-- START PROVIDED RECORDS --

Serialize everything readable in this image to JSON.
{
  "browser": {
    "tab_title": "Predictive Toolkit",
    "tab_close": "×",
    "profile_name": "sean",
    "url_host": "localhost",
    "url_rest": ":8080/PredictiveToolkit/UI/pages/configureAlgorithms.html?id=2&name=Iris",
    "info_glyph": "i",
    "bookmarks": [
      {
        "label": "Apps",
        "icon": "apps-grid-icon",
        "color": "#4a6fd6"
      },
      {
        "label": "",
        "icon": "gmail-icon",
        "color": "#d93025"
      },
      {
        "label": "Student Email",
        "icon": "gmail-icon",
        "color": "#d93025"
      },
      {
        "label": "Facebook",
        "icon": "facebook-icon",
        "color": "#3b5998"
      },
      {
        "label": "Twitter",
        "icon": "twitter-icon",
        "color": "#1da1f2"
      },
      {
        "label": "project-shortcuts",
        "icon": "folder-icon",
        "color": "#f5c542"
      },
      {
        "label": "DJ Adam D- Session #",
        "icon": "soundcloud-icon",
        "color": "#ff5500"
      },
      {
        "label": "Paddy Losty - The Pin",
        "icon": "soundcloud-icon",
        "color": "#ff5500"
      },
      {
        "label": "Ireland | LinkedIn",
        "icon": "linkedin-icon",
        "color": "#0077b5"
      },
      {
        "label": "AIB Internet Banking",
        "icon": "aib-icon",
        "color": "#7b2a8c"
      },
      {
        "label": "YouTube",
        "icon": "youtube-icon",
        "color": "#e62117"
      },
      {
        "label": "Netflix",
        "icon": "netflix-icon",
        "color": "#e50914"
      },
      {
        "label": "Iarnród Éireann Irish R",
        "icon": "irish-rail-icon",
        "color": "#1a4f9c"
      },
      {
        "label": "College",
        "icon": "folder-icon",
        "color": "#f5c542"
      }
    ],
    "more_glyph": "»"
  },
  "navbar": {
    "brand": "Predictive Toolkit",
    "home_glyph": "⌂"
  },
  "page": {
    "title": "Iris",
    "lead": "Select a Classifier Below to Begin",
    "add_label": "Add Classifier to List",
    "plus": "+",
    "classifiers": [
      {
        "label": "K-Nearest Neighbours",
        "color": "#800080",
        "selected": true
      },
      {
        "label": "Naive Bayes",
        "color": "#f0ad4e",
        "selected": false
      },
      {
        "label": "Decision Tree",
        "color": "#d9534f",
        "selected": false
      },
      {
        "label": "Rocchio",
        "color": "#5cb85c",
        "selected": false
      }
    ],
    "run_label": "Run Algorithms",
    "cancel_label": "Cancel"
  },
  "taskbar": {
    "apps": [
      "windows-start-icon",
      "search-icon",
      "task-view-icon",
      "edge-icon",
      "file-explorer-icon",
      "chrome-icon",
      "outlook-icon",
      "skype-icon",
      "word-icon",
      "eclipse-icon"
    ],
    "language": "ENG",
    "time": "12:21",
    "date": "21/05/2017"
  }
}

-- END PROVIDED RECORDS --

- TASK REQUIREMENTS
Set down all of the data above, word for word.

- ANSWER TO THIS EXERCISE
Serialize everything readable in this image to JSON.
{
  "browser": {
    "tab_title": "Predictive Toolkit",
    "tab_close": "×",
    "profile_name": "sean",
    "url_host": "localhost",
    "url_rest": ":8080/PredictiveToolkit/UI/pages/configureAlgorithms.html?id=2&name=Iris",
    "info_glyph": "i",
    "bookmarks": [
      {
        "label": "Apps",
        "icon": "apps-grid-icon",
        "color": "#4a6fd6"
      },
      {
        "label": "",
        "icon": "gmail-icon",
        "color": "#d93025"
      },
      {
        "label": "Student Email",
        "icon": "gmail-icon",
        "color": "#d93025"
      },
      {
        "label": "Facebook",
        "icon": "facebook-icon",
        "color": "#3b5998"
      },
      {
        "label": "Twitter",
        "icon": "twitter-icon",
        "color": "#1da1f2"
      },
      {
        "label": "project-shortcuts",
        "icon": "folder-icon",
        "color": "#f5c542"
      },
      {
        "label": "DJ Adam D- Session #",
        "icon": "soundcloud-icon",
        "color": "#ff5500"
      },
      {
        "label": "Paddy Losty - The Pin",
        "icon": "soundcloud-icon",
        "color": "#ff5500"
      },
      {
        "label": "Ireland | LinkedIn",
        "icon": "linkedin-icon",
        "color": "#0077b5"
      },
      {
        "label": "AIB Internet Banking",
        "icon": "aib-icon",
        "color": "#7b2a8c"
      },
      {
        "label": "YouTube",
        "icon": "youtube-icon",
        "color": "#e62117"
      },
      {
        "label": "Netflix",
        "icon": "netflix-icon",
        "color": "#e50914"
      },
      {
        "label": "Iarnród Éireann Irish R",
        "icon": "irish-rail-icon",
        "color": "#1a4f9c"
      },
      {
        "label": "College",
        "icon": "folder-icon",
        "color": "#f5c542"
      }
    ],
    "more_glyph": "»"
  },
  "navbar": {
    "brand": "Predictive Toolkit",
    "home_glyph": "⌂"
  },
  "page": {
    "title": "Iris",
    "lead": "Select a Classifier Below to Begin",
    "add_label": "Add Classifier to List",
    "plus": "+",
    "classifiers": [
      {
        "label": "K-Nearest Neighbours",
        "color": "#800080",
        "selected": true
      },
      {
        "label": "Naive Bayes",
        "color": "#f0ad4e",
        "selected": false
      },
      {
        "label": "Decision Tree",
        "color": "#d9534f",
        "selected": false
      },
      {
        "label": "Rocchio",
        "color": "#5cb85c",
        "selected": false
      }
    ],
    "run_label": "Run Algorithms",
    "cancel_label": "Cancel"
  },
  "taskbar": {
    "apps": [
      "windows-start-icon",
      "search-icon",
      "task-view-icon",
      "edge-icon",
      "file-explorer-icon",
      "chrome-icon",
      "outlook-icon",
      "skype-icon",
      "word-icon",
      "eclipse-icon"
    ],
    "language": "ENG",
    "time": "12:21",
    "date": "21/05/2017"
  }
}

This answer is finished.